The problem |
Repeat, line for line, the entries printed below.

--- begin Provided records ---

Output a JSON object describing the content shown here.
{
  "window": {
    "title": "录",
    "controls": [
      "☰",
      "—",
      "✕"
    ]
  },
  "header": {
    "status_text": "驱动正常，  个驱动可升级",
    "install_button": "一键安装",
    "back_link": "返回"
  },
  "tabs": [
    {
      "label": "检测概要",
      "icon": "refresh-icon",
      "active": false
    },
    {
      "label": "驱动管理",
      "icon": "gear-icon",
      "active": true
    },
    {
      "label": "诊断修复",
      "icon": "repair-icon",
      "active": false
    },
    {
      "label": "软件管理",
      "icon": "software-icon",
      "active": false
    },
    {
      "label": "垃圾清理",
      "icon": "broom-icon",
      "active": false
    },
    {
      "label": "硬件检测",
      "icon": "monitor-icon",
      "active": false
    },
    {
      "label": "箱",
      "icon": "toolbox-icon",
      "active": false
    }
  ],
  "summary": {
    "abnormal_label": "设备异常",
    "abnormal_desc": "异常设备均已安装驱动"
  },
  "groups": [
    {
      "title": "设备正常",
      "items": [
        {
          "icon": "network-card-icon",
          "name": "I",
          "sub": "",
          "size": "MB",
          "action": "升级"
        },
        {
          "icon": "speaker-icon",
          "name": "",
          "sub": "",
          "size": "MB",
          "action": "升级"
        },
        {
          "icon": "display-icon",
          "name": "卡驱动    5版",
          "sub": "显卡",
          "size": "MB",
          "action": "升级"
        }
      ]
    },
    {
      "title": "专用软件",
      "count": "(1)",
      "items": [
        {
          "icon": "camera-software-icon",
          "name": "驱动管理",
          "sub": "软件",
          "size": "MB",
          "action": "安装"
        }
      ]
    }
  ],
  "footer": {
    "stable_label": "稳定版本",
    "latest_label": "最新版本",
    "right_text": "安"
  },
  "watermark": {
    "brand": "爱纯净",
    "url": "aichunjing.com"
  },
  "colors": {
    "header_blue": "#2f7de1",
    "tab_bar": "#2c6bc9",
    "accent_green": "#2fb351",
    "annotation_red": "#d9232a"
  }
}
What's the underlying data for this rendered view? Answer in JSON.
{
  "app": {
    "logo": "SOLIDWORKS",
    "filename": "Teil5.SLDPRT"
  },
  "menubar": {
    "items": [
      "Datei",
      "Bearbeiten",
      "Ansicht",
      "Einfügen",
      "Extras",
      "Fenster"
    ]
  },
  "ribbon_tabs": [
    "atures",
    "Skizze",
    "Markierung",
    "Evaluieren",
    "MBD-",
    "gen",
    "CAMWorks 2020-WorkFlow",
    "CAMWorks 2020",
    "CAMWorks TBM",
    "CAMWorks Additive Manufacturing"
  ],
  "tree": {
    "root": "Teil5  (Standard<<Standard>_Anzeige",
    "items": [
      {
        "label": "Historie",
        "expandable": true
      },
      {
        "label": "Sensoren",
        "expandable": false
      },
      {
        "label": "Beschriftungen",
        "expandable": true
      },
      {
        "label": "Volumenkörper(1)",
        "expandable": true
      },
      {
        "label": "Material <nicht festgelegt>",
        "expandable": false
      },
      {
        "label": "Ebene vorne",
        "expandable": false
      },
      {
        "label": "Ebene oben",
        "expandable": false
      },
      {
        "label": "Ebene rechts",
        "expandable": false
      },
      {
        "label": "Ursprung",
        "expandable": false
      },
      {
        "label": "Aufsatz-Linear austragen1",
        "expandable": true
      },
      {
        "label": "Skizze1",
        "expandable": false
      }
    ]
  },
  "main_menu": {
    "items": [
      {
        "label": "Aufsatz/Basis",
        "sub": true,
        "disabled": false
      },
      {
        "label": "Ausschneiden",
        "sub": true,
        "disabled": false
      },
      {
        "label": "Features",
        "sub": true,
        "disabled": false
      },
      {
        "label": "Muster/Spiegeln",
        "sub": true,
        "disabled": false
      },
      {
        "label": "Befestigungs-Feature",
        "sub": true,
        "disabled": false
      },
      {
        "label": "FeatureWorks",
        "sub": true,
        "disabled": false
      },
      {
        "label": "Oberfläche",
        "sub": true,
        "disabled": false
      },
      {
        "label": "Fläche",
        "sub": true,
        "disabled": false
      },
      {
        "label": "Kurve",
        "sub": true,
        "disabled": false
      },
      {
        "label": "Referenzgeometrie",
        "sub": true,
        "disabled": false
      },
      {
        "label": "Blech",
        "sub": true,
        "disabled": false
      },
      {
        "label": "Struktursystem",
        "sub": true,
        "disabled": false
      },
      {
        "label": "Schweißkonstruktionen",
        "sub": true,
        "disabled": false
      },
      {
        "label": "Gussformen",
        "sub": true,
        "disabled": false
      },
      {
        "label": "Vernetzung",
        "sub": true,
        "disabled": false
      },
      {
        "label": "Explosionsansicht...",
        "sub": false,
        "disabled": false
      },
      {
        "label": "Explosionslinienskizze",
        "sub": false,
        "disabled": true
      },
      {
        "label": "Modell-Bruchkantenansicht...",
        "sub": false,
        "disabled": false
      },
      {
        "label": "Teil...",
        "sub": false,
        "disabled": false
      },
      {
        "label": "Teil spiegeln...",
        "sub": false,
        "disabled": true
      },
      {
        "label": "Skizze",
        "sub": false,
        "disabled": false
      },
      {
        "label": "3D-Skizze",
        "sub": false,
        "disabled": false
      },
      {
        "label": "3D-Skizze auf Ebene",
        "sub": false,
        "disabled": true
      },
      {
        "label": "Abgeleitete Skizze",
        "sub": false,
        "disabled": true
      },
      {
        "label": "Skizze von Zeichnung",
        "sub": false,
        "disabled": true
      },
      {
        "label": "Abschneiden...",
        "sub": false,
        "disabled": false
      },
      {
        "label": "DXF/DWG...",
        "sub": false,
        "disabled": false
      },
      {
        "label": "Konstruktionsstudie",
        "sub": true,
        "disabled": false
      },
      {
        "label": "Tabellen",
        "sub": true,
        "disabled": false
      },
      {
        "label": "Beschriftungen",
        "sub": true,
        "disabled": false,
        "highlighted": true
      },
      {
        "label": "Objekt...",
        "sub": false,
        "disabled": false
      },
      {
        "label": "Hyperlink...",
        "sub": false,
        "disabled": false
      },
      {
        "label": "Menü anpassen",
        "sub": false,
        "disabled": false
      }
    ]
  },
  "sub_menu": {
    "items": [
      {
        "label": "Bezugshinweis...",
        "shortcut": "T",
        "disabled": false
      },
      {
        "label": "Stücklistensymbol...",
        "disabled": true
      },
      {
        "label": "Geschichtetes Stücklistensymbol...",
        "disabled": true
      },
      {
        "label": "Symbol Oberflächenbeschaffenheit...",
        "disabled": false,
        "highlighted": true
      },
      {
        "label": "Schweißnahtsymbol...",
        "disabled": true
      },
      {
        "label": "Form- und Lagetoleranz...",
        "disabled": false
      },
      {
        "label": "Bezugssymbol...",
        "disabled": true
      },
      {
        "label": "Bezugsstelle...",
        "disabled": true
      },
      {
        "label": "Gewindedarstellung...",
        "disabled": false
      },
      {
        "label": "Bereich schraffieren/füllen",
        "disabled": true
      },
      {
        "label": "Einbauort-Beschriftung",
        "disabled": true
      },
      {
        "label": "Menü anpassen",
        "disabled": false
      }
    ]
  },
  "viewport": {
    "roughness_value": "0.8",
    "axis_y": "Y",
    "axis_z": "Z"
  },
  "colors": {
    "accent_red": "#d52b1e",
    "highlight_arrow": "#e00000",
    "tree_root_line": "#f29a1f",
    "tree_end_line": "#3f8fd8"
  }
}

--- end Provided records ---

Written response |
Output a JSON object describing the content shown here.
{
  "window": {
    "title": "录",
    "controls": [
      "☰",
      "—",
      "✕"
    ]
  },
  "header": {
    "status_text": "驱动正常，  个驱动可升级",
    "install_button": "一键安装",
    "back_link": "返回"
  },
  "tabs": [
    {
      "label": "检测概要",
      "icon": "refresh-icon",
      "active": false
    },
    {
      "label": "驱动管理",
      "icon": "gear-icon",
      "active": true
    },
    {
      "label": "诊断修复",
      "icon": "repair-icon",
      "active": false
    },
    {
      "label": "软件管理",
      "icon": "software-icon",
      "active": false
    },
    {
      "label": "垃圾清理",
      "icon": "broom-icon",
      "active": false
    },
    {
      "label": "硬件检测",
      "icon": "monitor-icon",
      "active": false
    },
    {
      "label": "箱",
      "icon": "toolbox-icon",
      "active": false
    }
  ],
  "summary": {
    "abnormal_label": "设备异常",
    "abnormal_desc": "异常设备均已安装驱动"
  },
  "groups": [
    {
      "title": "设备正常",
      "items": [
        {
          "icon": "network-card-icon",
          "name": "I",
          "sub": "",
          "size": "MB",
          "action": "升级"
        },
        {
          "icon": "speaker-icon",
          "name": "",
          "sub": "",
          "size": "MB",
          "action": "升级"
        },
        {
          "icon": "display-icon",
          "name": "卡驱动    5版",
          "sub": "显卡",
          "size": "MB",
          "action": "升级"
        }
      ]
    },
    {
      "title": "专用软件",
      "count": "(1)",
      "items": [
        {
          "icon": "camera-software-icon",
          "name": "驱动管理",
          "sub": "软件",
          "size": "MB",
          "action": "安装"
        }
      ]
    }
  ],
  "footer": {
    "stable_label": "稳定版本",
    "latest_label": "最新版本",
    "right_text": "安"
  },
  "watermark": {
    "brand": "爱纯净",
    "url": "aichunjing.com"
  },
  "colors": {
    "header_blue": "#2f7de1",
    "tab_bar": "#2c6bc9",
    "accent_green": "#2fb351",
    "annotation_red": "#d9232a"
  }
}
What's the underlying data for this rendered view? Answer in JSON.
{
  "app": {
    "logo": "SOLIDWORKS",
    "filename": "Teil5.SLDPRT"
  },
  "menubar": {
    "items": [
      "Datei",
      "Bearbeiten",
      "Ansicht",
      "Einfügen",
      "Extras",
      "Fenster"
    ]
  },
  "ribbon_tabs": [
    "atures",
    "Skizze",
    "Markierung",
    "Evaluieren",
    "MBD-",
    "gen",
    "CAMWorks 2020-WorkFlow",
    "CAMWorks 2020",
    "CAMWorks TBM",
    "CAMWorks Additive Manufacturing"
  ],
  "tree": {
    "root": "Teil5  (Standard<<Standard>_Anzeige",
    "items": [
      {
        "label": "Historie",
        "expandable": true
      },
      {
        "label": "Sensoren",
        "expandable": false
      },
      {
        "label": "Beschriftungen",
        "expandable": true
      },
      {
        "label": "Volumenkörper(1)",
        "expandable": true
      },
      {
        "label": "Material <nicht festgelegt>",
        "expandable": false
      },
      {
        "label": "Ebene vorne",
        "expandable": false
      },
      {
        "label": "Ebene oben",
        "expandable": false
      },
      {
        "label": "Ebene rechts",
        "expandable": false
      },
      {
        "label": "Ursprung",
        "expandable": false
      },
      {
        "label": "Aufsatz-Linear austragen1",
        "expandable": true
      },
      {
        "label": "Skizze1",
        "expandable": false
      }
    ]
  },
  "main_menu": {
    "items": [
      {
        "label": "Aufsatz/Basis",
        "sub": true,
        "disabled": false
      },
      {
        "label": "Ausschneiden",
        "sub": true,
        "disabled": false
      },
      {
        "label": "Features",
        "sub": true,
        "disabled": false
      },
      {
        "label": "Muster/Spiegeln",
        "sub": true,
        "disabled": false
      },
      {
        "label": "Befestigungs-Feature",
        "sub": true,
        "disabled": false
      },
      {
        "label": "FeatureWorks",
        "sub": true,
        "disabled": false
      },
      {
        "label": "Oberfläche",
        "sub": true,
        "disabled": false
      },
      {
        "label": "Fläche",
        "sub": true,
        "disabled": false
      },
      {
        "label": "Kurve",
        "sub": true,
        "disabled": false
      },
      {
        "label": "Referenzgeometrie",
        "sub": true,
        "disabled": false
      },
      {
        "label": "Blech",
        "sub": true,
        "disabled": false
      },
      {
        "label": "Struktursystem",
        "sub": true,
        "disabled": false
      },
      {
        "label": "Schweißkonstruktionen",
        "sub": true,
        "disabled": false
      },
      {
        "label": "Gussformen",
        "sub": true,
        "disabled": false
      },
      {
        "label": "Vernetzung",
        "sub": true,
        "disabled": false
      },
      {
        "label": "Explosionsansicht...",
        "sub": false,
        "disabled": false
      },
      {
        "label": "Explosionslinienskizze",
        "sub": false,
        "disabled": true
      },
      {
        "label": "Modell-Bruchkantenansicht...",
        "sub": false,
        "disabled": false
      },
      {
        "label": "Teil...",
        "sub": false,
        "disabled": false
      },
      {
        "label": "Teil spiegeln...",
        "sub": false,
        "disabled": true
      },
      {
        "label": "Skizze",
        "sub": false,
        "disabled": false
      },
      {
        "label": "3D-Skizze",
        "sub": false,
        "disabled": false
      },
      {
        "label": "3D-Skizze auf Ebene",
        "sub": false,
        "disabled": true
      },
      {
        "label": "Abgeleitete Skizze",
        "sub": false,
        "disabled": true
      },
      {
        "label": "Skizze von Zeichnung",
        "sub": false,
        "disabled": true
      },
      {
        "label": "Abschneiden...",
        "sub": false,
        "disabled": false
      },
      {
        "label": "DXF/DWG...",
        "sub": false,
        "disabled": false
      },
      {
        "label": "Konstruktionsstudie",
        "sub": true,
        "disabled": false
      },
      {
        "label": "Tabellen",
        "sub": true,
        "disabled": false
      },
      {
        "label": "Beschriftungen",
        "sub": true,
        "disabled": false,
        "highlighted": true
      },
      {
        "label": "Objekt...",
        "sub": false,
        "disabled": false
      },
      {
        "label": "Hyperlink...",
        "sub": false,
        "disabled": false
      },
      {
        "label": "Menü anpassen",
        "sub": false,
        "disabled": false
      }
    ]
  },
  "sub_menu": {
    "items": [
      {
        "label": "Bezugshinweis...",
        "shortcut": "T",
        "disabled": false
      },
      {
        "label": "Stücklistensymbol...",
        "disabled": true
      },
      {
        "label": "Geschichtetes Stücklistensymbol...",
        "disabled": true
      },
      {
        "label": "Symbol Oberflächenbeschaffenheit...",
        "disabled": false,
        "highlighted": true
      },
      {
        "label": "Schweißnahtsymbol...",
        "disabled": true
      },
      {
        "label": "Form- und Lagetoleranz...",
        "disabled": false
      },
      {
        "label": "Bezugssymbol...",
        "disabled": true
      },
      {
        "label": "Bezugsstelle...",
        "disabled": true
      },
      {
        "label": "Gewindedarstellung...",
        "disabled": false
      },
      {
        "label": "Bereich schraffieren/füllen",
        "disabled": true
      },
      {
        "label": "Einbauort-Beschriftung",
        "disabled": true
      },
      {
        "label": "Menü anpassen",
        "disabled": false
      }
    ]
  },
  "viewport": {
    "roughness_value": "0.8",
    "axis_y": "Y",
    "axis_z": "Z"
  },
  "colors": {
    "accent_red": "#d52b1e",
    "highlight_arrow": "#e00000",
    "tree_root_line": "#f29a1f",
    "tree_end_line": "#3f8fd8"
  }
}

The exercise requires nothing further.